EXERCISE OBJECTIVE: Retype the whole listing verbatim and keep the pictures out of it.

= = = = = = =

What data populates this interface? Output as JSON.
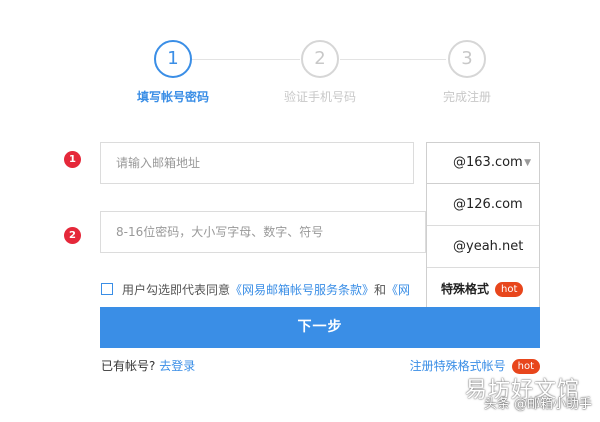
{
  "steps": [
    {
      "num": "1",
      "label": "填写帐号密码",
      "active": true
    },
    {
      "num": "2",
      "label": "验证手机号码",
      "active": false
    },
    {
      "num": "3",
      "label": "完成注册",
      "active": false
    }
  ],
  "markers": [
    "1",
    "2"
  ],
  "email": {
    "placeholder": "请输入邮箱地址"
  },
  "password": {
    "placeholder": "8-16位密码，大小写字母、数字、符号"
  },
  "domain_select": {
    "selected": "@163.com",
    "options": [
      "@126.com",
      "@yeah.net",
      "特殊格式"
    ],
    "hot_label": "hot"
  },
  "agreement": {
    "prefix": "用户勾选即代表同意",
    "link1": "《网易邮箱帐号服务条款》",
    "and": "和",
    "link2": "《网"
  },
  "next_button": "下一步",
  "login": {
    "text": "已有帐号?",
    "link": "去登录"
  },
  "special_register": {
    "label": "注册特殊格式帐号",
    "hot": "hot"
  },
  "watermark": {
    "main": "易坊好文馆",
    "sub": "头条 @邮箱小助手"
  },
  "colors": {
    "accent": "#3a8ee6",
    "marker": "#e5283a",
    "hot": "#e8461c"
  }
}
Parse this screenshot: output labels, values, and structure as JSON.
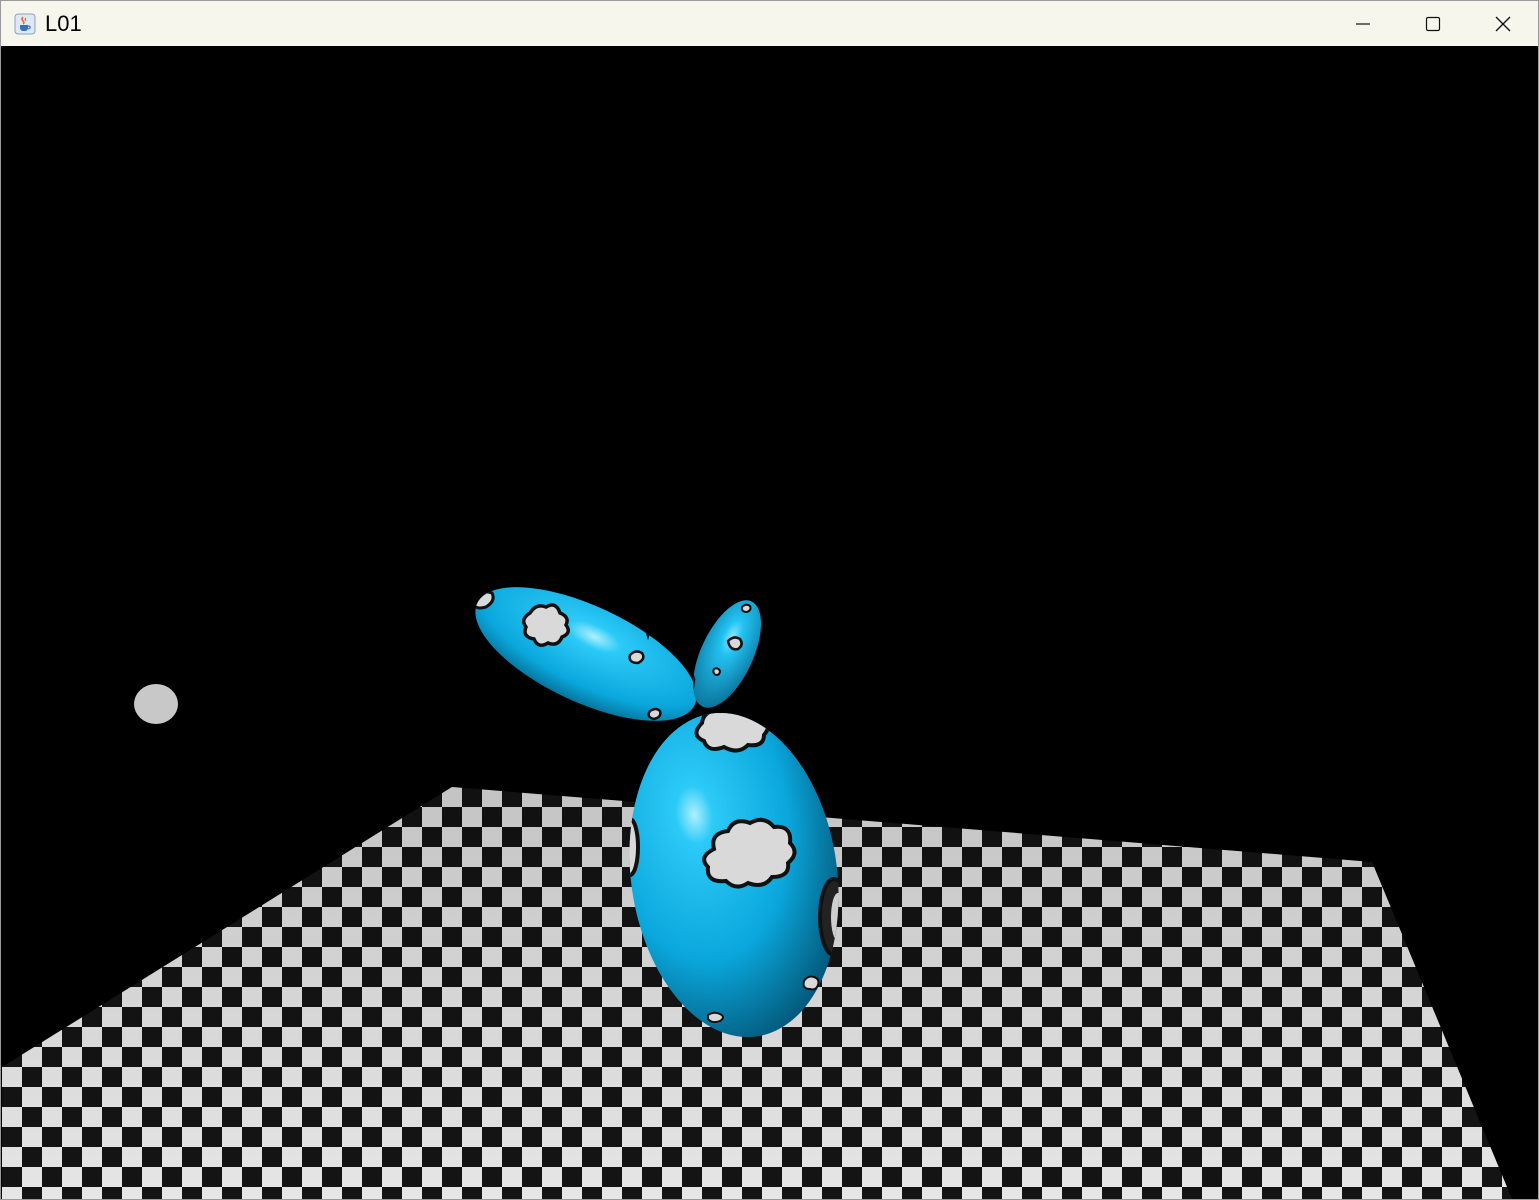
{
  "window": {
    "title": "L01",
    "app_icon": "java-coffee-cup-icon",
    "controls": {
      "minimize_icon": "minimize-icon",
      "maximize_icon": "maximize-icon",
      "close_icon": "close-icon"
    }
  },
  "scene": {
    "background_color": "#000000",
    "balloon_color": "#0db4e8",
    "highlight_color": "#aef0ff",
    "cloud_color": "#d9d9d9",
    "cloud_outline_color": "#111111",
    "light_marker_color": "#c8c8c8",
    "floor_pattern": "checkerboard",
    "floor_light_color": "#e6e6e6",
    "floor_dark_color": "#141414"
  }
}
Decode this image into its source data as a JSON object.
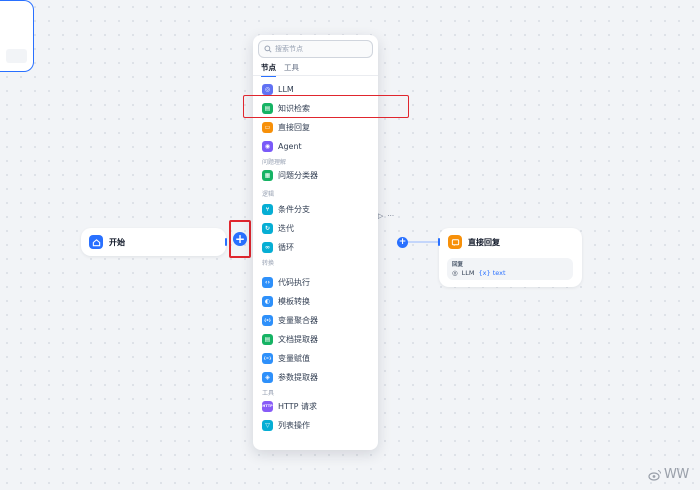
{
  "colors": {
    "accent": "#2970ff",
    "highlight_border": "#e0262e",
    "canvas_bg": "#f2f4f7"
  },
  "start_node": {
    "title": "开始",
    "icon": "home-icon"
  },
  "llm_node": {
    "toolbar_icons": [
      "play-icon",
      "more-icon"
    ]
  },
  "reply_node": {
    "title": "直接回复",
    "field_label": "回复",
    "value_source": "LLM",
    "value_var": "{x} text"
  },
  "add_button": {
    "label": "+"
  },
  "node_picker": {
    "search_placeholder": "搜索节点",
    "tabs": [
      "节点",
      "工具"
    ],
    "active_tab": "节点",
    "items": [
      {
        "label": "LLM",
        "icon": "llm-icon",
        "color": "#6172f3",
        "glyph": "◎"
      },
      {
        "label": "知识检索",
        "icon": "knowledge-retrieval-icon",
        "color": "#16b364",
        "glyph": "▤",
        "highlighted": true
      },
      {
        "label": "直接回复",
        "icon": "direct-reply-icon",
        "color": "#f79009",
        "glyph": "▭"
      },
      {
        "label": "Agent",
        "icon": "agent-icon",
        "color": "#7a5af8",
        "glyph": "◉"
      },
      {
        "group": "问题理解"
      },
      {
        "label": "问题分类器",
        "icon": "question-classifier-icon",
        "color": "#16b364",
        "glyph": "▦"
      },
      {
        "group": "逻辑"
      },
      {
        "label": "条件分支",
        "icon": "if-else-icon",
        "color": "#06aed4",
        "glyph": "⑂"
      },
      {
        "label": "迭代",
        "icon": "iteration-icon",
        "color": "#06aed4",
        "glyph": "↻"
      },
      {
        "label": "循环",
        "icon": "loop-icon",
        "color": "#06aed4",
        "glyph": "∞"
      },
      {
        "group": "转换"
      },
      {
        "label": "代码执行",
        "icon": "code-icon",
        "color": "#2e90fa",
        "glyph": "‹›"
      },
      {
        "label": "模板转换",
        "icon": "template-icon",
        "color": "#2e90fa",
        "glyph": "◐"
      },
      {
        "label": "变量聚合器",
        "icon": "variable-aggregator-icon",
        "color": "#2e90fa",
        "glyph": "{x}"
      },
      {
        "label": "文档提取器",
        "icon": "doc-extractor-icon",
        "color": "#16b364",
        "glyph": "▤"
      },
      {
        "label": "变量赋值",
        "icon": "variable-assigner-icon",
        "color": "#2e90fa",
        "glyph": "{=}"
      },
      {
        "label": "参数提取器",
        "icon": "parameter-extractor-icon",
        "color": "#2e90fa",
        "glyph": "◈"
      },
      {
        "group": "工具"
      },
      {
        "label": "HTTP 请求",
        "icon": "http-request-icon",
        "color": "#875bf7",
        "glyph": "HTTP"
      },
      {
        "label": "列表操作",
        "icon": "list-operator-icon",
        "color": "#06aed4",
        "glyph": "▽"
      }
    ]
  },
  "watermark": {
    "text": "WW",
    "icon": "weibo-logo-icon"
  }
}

= = = = = = =

ANSWER TO THE PROBLEM:
What data populates this interface? Output as JSON.
{
  "steps": [
    {
      "num": "1",
      "label": "填写帐号密码",
      "active": true
    },
    {
      "num": "2",
      "label": "验证手机号码",
      "active": false
    },
    {
      "num": "3",
      "label": "完成注册",
      "active": false
    }
  ],
  "markers": [
    "1",
    "2"
  ],
  "email": {
    "placeholder": "请输入邮箱地址"
  },
  "password": {
    "placeholder": "8-16位密码，大小写字母、数字、符号"
  },
  "domain_select": {
    "selected": "@163.com",
    "options": [
      "@126.com",
      "@yeah.net",
      "特殊格式"
    ],
    "hot_label": "hot"
  },
  "agreement": {
    "prefix": "用户勾选即代表同意",
    "link1": "《网易邮箱帐号服务条款》",
    "and": "和",
    "link2": "《网"
  },
  "next_button": "下一步",
  "login": {
    "text": "已有帐号?",
    "link": "去登录"
  },
  "special_register": {
    "label": "注册特殊格式帐号",
    "hot": "hot"
  },
  "watermark": {
    "main": "易坊好文馆",
    "sub": "头条 @邮箱小助手"
  },
  "colors": {
    "accent": "#3a8ee6",
    "marker": "#e5283a",
    "hot": "#e8461c"
  }
}
Parse this screenshot: output labels, values, and structure as JSON.
{
  "window": {
    "title": "L01",
    "app_icon": "java-coffee-cup-icon",
    "controls": {
      "minimize_icon": "minimize-icon",
      "maximize_icon": "maximize-icon",
      "close_icon": "close-icon"
    }
  },
  "scene": {
    "background_color": "#000000",
    "balloon_color": "#0db4e8",
    "highlight_color": "#aef0ff",
    "cloud_color": "#d9d9d9",
    "cloud_outline_color": "#111111",
    "light_marker_color": "#c8c8c8",
    "floor_pattern": "checkerboard",
    "floor_light_color": "#e6e6e6",
    "floor_dark_color": "#141414"
  }
}
Decode this image into its source data as a JSON object.
{
  "colors": {
    "accent": "#2970ff",
    "highlight_border": "#e0262e",
    "canvas_bg": "#f2f4f7"
  },
  "start_node": {
    "title": "开始",
    "icon": "home-icon"
  },
  "llm_node": {
    "toolbar_icons": [
      "play-icon",
      "more-icon"
    ]
  },
  "reply_node": {
    "title": "直接回复",
    "field_label": "回复",
    "value_source": "LLM",
    "value_var": "{x} text"
  },
  "add_button": {
    "label": "+"
  },
  "node_picker": {
    "search_placeholder": "搜索节点",
    "tabs": [
      "节点",
      "工具"
    ],
    "active_tab": "节点",
    "items": [
      {
        "label": "LLM",
        "icon": "llm-icon",
        "color": "#6172f3",
        "glyph": "◎"
      },
      {
        "label": "知识检索",
        "icon": "knowledge-retrieval-icon",
        "color": "#16b364",
        "glyph": "▤",
        "highlighted": true
      },
      {
        "label": "直接回复",
        "icon": "direct-reply-icon",
        "color": "#f79009",
        "glyph": "▭"
      },
      {
        "label": "Agent",
        "icon": "agent-icon",
        "color": "#7a5af8",
        "glyph": "◉"
      },
      {
        "group": "问题理解"
      },
      {
        "label": "问题分类器",
        "icon": "question-classifier-icon",
        "color": "#16b364",
        "glyph": "▦"
      },
      {
        "group": "逻辑"
      },
      {
        "label": "条件分支",
        "icon": "if-else-icon",
        "color": "#06aed4",
        "glyph": "⑂"
      },
      {
        "label": "迭代",
        "icon": "iteration-icon",
        "color": "#06aed4",
        "glyph": "↻"
      },
      {
        "label": "循环",
        "icon": "loop-icon",
        "color": "#06aed4",
        "glyph": "∞"
      },
      {
        "group": "转换"
      },
      {
        "label": "代码执行",
        "icon": "code-icon",
        "color": "#2e90fa",
        "glyph": "‹›"
      },
      {
        "label": "模板转换",
        "icon": "template-icon",
        "color": "#2e90fa",
        "glyph": "◐"
      },
      {
        "label": "变量聚合器",
        "icon": "variable-aggregator-icon",
        "color": "#2e90fa",
        "glyph": "{x}"
      },
      {
        "label": "文档提取器",
        "icon": "doc-extractor-icon",
        "color": "#16b364",
        "glyph": "▤"
      },
      {
        "label": "变量赋值",
        "icon": "variable-assigner-icon",
        "color": "#2e90fa",
        "glyph": "{=}"
      },
      {
        "label": "参数提取器",
        "icon": "parameter-extractor-icon",
        "color": "#2e90fa",
        "glyph": "◈"
      },
      {
        "group": "工具"
      },
      {
        "label": "HTTP 请求",
        "icon": "http-request-icon",
        "color": "#875bf7",
        "glyph": "HTTP"
      },
      {
        "label": "列表操作",
        "icon": "list-operator-icon",
        "color": "#06aed4",
        "glyph": "▽"
      }
    ]
  },
  "watermark": {
    "text": "WW",
    "icon": "weibo-logo-icon"
  }
}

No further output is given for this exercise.